● **Aim of the exercise**
Each entry should be quoted word for word, including every mark of punctuation.

(Excerpt from a dataset)

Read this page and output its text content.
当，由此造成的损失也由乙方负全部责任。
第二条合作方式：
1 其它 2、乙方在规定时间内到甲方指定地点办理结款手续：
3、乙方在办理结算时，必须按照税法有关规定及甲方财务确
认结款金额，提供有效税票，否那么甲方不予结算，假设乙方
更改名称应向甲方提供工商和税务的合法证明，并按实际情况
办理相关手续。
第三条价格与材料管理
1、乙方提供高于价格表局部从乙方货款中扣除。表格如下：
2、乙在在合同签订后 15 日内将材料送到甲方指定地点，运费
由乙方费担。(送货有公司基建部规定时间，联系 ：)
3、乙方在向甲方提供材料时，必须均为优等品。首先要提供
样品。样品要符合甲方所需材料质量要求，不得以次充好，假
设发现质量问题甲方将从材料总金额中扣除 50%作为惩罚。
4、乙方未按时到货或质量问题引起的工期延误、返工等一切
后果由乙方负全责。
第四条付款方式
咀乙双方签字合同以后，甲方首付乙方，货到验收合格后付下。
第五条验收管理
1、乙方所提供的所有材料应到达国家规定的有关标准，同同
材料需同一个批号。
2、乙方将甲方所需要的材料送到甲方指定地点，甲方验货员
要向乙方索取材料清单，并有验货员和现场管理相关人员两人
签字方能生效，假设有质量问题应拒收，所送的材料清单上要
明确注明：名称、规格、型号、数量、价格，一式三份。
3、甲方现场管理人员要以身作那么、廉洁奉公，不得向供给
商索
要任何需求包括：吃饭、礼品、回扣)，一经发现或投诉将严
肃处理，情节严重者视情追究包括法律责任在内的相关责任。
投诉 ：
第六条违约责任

● **The output**
Read this page and output its text content.
当，由此造成的损失也由乙方负全部责任。
第二条合作方式：
1 其它 2、乙方在规定时间内到甲方指定地点办理结款手续：
3、乙方在办理结算时，必须按照税法有关规定及甲方财务确
认结款金额，提供有效税票，否那么甲方不予结算，假设乙方
更改名称应向甲方提供工商和税务的合法证明，并按实际情况
办理相关手续。
第三条价格与材料管理
1、乙方提供高于价格表局部从乙方货款中扣除。表格如下：
2、乙在在合同签订后 15 日内将材料送到甲方指定地点，运费
由乙方费担。(送货有公司基建部规定时间，联系 ：)
3、乙方在向甲方提供材料时，必须均为优等品。首先要提供
样品。样品要符合甲方所需材料质量要求，不得以次充好，假
设发现质量问题甲方将从材料总金额中扣除 50%作为惩罚。
4、乙方未按时到货或质量问题引起的工期延误、返工等一切
后果由乙方负全责。
第四条付款方式
咀乙双方签字合同以后，甲方首付乙方，货到验收合格后付下。
第五条验收管理
1、乙方所提供的所有材料应到达国家规定的有关标准，同同
材料需同一个批号。
2、乙方将甲方所需要的材料送到甲方指定地点，甲方验货员
要向乙方索取材料清单，并有验货员和现场管理相关人员两人
签字方能生效，假设有质量问题应拒收，所送的材料清单上要
明确注明：名称、规格、型号、数量、价格，一式三份。
3、甲方现场管理人员要以身作那么、廉洁奉公，不得向供给
商索
要任何需求包括：吃饭、礼品、回扣)，一经发现或投诉将严
肃处理，情节严重者视情追究包括法律责任在内的相关责任。
投诉 ：
第六条违约责任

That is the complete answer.